*Given problem*: Go through the listing and write out all of it exactly.

Entries with figure data
--------------------------------------------------

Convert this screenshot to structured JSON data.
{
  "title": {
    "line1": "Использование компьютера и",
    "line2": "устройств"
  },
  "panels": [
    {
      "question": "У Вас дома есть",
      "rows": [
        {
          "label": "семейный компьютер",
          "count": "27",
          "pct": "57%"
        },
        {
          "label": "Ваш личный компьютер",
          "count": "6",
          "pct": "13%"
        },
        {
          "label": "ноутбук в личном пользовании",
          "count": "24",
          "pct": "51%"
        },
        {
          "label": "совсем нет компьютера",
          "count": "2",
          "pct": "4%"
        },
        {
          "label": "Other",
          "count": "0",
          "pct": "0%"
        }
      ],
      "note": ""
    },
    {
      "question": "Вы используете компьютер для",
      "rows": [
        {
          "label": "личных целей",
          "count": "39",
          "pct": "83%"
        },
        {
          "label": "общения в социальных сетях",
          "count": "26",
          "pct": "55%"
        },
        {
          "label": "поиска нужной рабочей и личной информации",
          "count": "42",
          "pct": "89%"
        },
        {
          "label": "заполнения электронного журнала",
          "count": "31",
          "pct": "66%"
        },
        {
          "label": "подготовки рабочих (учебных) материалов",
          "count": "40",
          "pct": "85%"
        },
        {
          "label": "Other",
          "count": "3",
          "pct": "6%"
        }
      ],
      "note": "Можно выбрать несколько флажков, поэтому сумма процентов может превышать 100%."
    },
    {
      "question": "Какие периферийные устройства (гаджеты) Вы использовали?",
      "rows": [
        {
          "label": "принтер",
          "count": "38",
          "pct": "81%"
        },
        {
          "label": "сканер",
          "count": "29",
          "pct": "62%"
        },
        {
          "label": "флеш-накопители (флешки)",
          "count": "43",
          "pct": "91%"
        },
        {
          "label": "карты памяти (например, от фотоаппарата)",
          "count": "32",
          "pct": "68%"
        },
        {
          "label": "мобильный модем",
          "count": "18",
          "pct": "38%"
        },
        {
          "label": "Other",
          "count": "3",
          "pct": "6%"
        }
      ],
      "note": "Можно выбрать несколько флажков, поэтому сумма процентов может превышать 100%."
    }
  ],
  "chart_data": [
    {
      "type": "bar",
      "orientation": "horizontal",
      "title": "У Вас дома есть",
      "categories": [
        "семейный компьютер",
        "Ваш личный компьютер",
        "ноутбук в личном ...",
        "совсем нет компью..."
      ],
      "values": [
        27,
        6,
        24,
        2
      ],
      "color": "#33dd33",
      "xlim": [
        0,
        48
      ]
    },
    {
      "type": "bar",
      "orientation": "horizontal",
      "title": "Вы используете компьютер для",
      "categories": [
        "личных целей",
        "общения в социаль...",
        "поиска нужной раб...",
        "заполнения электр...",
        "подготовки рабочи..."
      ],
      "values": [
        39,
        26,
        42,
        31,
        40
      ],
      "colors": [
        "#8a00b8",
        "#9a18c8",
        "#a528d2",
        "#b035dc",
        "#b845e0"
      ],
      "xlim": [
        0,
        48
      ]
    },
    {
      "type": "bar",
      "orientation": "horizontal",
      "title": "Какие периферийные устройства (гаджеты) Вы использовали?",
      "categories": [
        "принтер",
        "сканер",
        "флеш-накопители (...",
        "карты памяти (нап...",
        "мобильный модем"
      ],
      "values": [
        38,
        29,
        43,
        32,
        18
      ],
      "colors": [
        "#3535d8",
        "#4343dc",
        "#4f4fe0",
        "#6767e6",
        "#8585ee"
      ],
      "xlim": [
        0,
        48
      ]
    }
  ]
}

--------------------------------------------------

*Final result*:
Convert this screenshot to structured JSON data.
{
  "title": {
    "line1": "Использование компьютера и",
    "line2": "устройств"
  },
  "panels": [
    {
      "question": "У Вас дома есть",
      "rows": [
        {
          "label": "семейный компьютер",
          "count": "27",
          "pct": "57%"
        },
        {
          "label": "Ваш личный компьютер",
          "count": "6",
          "pct": "13%"
        },
        {
          "label": "ноутбук в личном пользовании",
          "count": "24",
          "pct": "51%"
        },
        {
          "label": "совсем нет компьютера",
          "count": "2",
          "pct": "4%"
        },
        {
          "label": "Other",
          "count": "0",
          "pct": "0%"
        }
      ],
      "note": ""
    },
    {
      "question": "Вы используете компьютер для",
      "rows": [
        {
          "label": "личных целей",
          "count": "39",
          "pct": "83%"
        },
        {
          "label": "общения в социальных сетях",
          "count": "26",
          "pct": "55%"
        },
        {
          "label": "поиска нужной рабочей и личной информации",
          "count": "42",
          "pct": "89%"
        },
        {
          "label": "заполнения электронного журнала",
          "count": "31",
          "pct": "66%"
        },
        {
          "label": "подготовки рабочих (учебных) материалов",
          "count": "40",
          "pct": "85%"
        },
        {
          "label": "Other",
          "count": "3",
          "pct": "6%"
        }
      ],
      "note": "Можно выбрать несколько флажков, поэтому сумма процентов может превышать 100%."
    },
    {
      "question": "Какие периферийные устройства (гаджеты) Вы использовали?",
      "rows": [
        {
          "label": "принтер",
          "count": "38",
          "pct": "81%"
        },
        {
          "label": "сканер",
          "count": "29",
          "pct": "62%"
        },
        {
          "label": "флеш-накопители (флешки)",
          "count": "43",
          "pct": "91%"
        },
        {
          "label": "карты памяти (например, от фотоаппарата)",
          "count": "32",
          "pct": "68%"
        },
        {
          "label": "мобильный модем",
          "count": "18",
          "pct": "38%"
        },
        {
          "label": "Other",
          "count": "3",
          "pct": "6%"
        }
      ],
      "note": "Можно выбрать несколько флажков, поэтому сумма процентов может превышать 100%."
    }
  ],
  "chart_data": [
    {
      "type": "bar",
      "orientation": "horizontal",
      "title": "У Вас дома есть",
      "categories": [
        "семейный компьютер",
        "Ваш личный компьютер",
        "ноутбук в личном ...",
        "совсем нет компью..."
      ],
      "values": [
        27,
        6,
        24,
        2
      ],
      "color": "#33dd33",
      "xlim": [
        0,
        48
      ]
    },
    {
      "type": "bar",
      "orientation": "horizontal",
      "title": "Вы используете компьютер для",
      "categories": [
        "личных целей",
        "общения в социаль...",
        "поиска нужной раб...",
        "заполнения электр...",
        "подготовки рабочи..."
      ],
      "values": [
        39,
        26,
        42,
        31,
        40
      ],
      "colors": [
        "#8a00b8",
        "#9a18c8",
        "#a528d2",
        "#b035dc",
        "#b845e0"
      ],
      "xlim": [
        0,
        48
      ]
    },
    {
      "type": "bar",
      "orientation": "horizontal",
      "title": "Какие периферийные устройства (гаджеты) Вы использовали?",
      "categories": [
        "принтер",
        "сканер",
        "флеш-накопители (...",
        "карты памяти (нап...",
        "мобильный модем"
      ],
      "values": [
        38,
        29,
        43,
        32,
        18
      ],
      "colors": [
        "#3535d8",
        "#4343dc",
        "#4f4fe0",
        "#6767e6",
        "#8585ee"
      ],
      "xlim": [
        0,
        48
      ]
    }
  ]
}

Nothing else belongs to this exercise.